*** Material to process ***

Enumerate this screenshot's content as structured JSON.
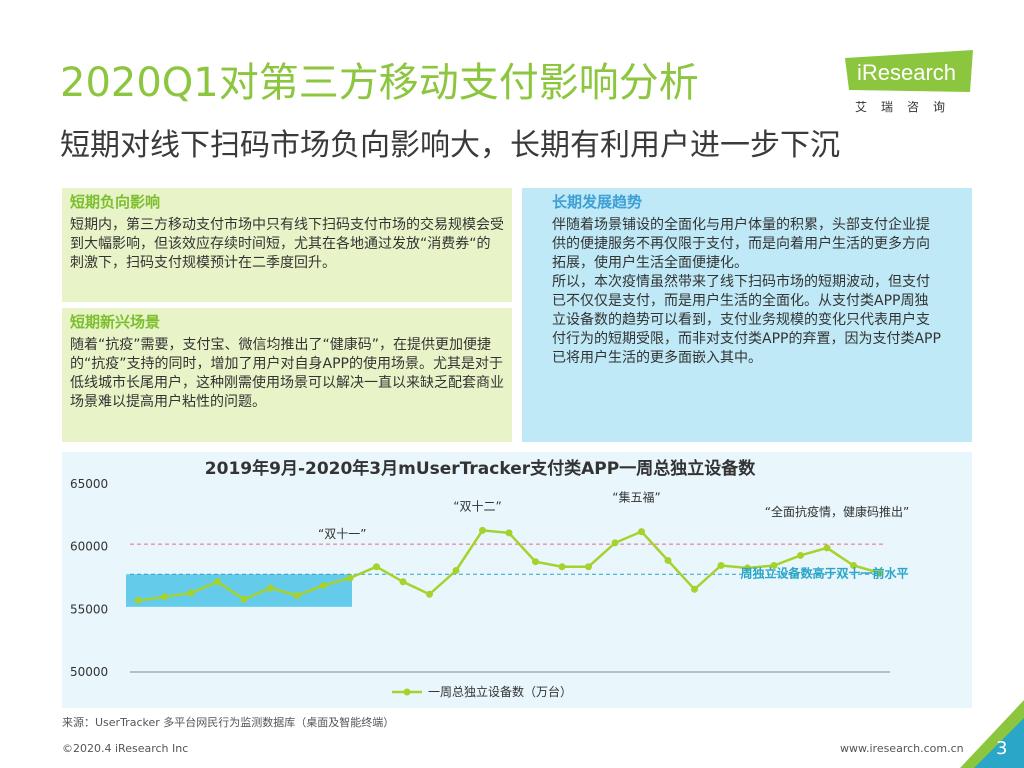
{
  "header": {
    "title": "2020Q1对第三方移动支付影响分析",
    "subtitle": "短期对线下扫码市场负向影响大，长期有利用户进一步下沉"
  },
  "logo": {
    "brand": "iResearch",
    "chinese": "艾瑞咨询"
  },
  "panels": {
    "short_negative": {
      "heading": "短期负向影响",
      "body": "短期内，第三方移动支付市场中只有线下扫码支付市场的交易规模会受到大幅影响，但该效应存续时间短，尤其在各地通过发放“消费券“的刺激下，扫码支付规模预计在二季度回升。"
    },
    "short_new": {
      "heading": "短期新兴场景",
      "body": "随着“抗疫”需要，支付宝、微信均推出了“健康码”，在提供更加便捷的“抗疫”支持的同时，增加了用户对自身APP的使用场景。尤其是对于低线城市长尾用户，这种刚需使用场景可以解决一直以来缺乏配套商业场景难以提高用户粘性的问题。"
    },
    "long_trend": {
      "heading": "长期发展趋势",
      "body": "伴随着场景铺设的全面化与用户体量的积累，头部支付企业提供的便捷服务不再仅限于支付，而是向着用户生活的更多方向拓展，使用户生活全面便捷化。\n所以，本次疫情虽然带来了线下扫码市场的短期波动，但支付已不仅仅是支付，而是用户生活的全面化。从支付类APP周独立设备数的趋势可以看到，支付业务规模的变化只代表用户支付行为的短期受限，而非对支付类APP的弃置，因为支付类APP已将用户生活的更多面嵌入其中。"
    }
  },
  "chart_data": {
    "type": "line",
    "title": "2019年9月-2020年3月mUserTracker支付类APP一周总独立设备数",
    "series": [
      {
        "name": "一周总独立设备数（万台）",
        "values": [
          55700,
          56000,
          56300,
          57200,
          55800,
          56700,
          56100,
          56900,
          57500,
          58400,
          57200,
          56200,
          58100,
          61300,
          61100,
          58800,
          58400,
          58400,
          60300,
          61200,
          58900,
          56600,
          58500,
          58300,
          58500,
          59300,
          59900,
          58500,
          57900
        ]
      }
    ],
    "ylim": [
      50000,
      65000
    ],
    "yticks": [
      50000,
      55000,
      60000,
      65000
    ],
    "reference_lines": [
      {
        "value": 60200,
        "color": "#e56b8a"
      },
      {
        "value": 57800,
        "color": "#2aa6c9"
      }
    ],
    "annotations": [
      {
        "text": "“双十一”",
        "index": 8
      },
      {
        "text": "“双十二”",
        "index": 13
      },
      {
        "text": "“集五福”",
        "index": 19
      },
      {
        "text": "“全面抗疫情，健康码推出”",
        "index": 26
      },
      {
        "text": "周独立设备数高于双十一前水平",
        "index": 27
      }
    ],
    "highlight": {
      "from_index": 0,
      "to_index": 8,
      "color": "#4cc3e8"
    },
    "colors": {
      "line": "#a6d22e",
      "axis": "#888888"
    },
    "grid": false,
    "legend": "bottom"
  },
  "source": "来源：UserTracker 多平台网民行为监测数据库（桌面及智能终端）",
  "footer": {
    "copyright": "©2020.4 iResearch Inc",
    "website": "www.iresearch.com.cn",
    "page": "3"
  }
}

***

§ **Task**
Without the images, write out each line of the data verbatim.

§ **Written answer**
Enumerate this screenshot's content as structured JSON.
{
  "header": {
    "title": "2020Q1对第三方移动支付影响分析",
    "subtitle": "短期对线下扫码市场负向影响大，长期有利用户进一步下沉"
  },
  "logo": {
    "brand": "iResearch",
    "chinese": "艾瑞咨询"
  },
  "panels": {
    "short_negative": {
      "heading": "短期负向影响",
      "body": "短期内，第三方移动支付市场中只有线下扫码支付市场的交易规模会受到大幅影响，但该效应存续时间短，尤其在各地通过发放“消费券“的刺激下，扫码支付规模预计在二季度回升。"
    },
    "short_new": {
      "heading": "短期新兴场景",
      "body": "随着“抗疫”需要，支付宝、微信均推出了“健康码”，在提供更加便捷的“抗疫”支持的同时，增加了用户对自身APP的使用场景。尤其是对于低线城市长尾用户，这种刚需使用场景可以解决一直以来缺乏配套商业场景难以提高用户粘性的问题。"
    },
    "long_trend": {
      "heading": "长期发展趋势",
      "body": "伴随着场景铺设的全面化与用户体量的积累，头部支付企业提供的便捷服务不再仅限于支付，而是向着用户生活的更多方向拓展，使用户生活全面便捷化。\n所以，本次疫情虽然带来了线下扫码市场的短期波动，但支付已不仅仅是支付，而是用户生活的全面化。从支付类APP周独立设备数的趋势可以看到，支付业务规模的变化只代表用户支付行为的短期受限，而非对支付类APP的弃置，因为支付类APP已将用户生活的更多面嵌入其中。"
    }
  },
  "chart_data": {
    "type": "line",
    "title": "2019年9月-2020年3月mUserTracker支付类APP一周总独立设备数",
    "series": [
      {
        "name": "一周总独立设备数（万台）",
        "values": [
          55700,
          56000,
          56300,
          57200,
          55800,
          56700,
          56100,
          56900,
          57500,
          58400,
          57200,
          56200,
          58100,
          61300,
          61100,
          58800,
          58400,
          58400,
          60300,
          61200,
          58900,
          56600,
          58500,
          58300,
          58500,
          59300,
          59900,
          58500,
          57900
        ]
      }
    ],
    "ylim": [
      50000,
      65000
    ],
    "yticks": [
      50000,
      55000,
      60000,
      65000
    ],
    "reference_lines": [
      {
        "value": 60200,
        "color": "#e56b8a"
      },
      {
        "value": 57800,
        "color": "#2aa6c9"
      }
    ],
    "annotations": [
      {
        "text": "“双十一”",
        "index": 8
      },
      {
        "text": "“双十二”",
        "index": 13
      },
      {
        "text": "“集五福”",
        "index": 19
      },
      {
        "text": "“全面抗疫情，健康码推出”",
        "index": 26
      },
      {
        "text": "周独立设备数高于双十一前水平",
        "index": 27
      }
    ],
    "highlight": {
      "from_index": 0,
      "to_index": 8,
      "color": "#4cc3e8"
    },
    "colors": {
      "line": "#a6d22e",
      "axis": "#888888"
    },
    "grid": false,
    "legend": "bottom"
  },
  "source": "来源：UserTracker 多平台网民行为监测数据库（桌面及智能终端）",
  "footer": {
    "copyright": "©2020.4 iResearch Inc",
    "website": "www.iresearch.com.cn",
    "page": "3"
  }
}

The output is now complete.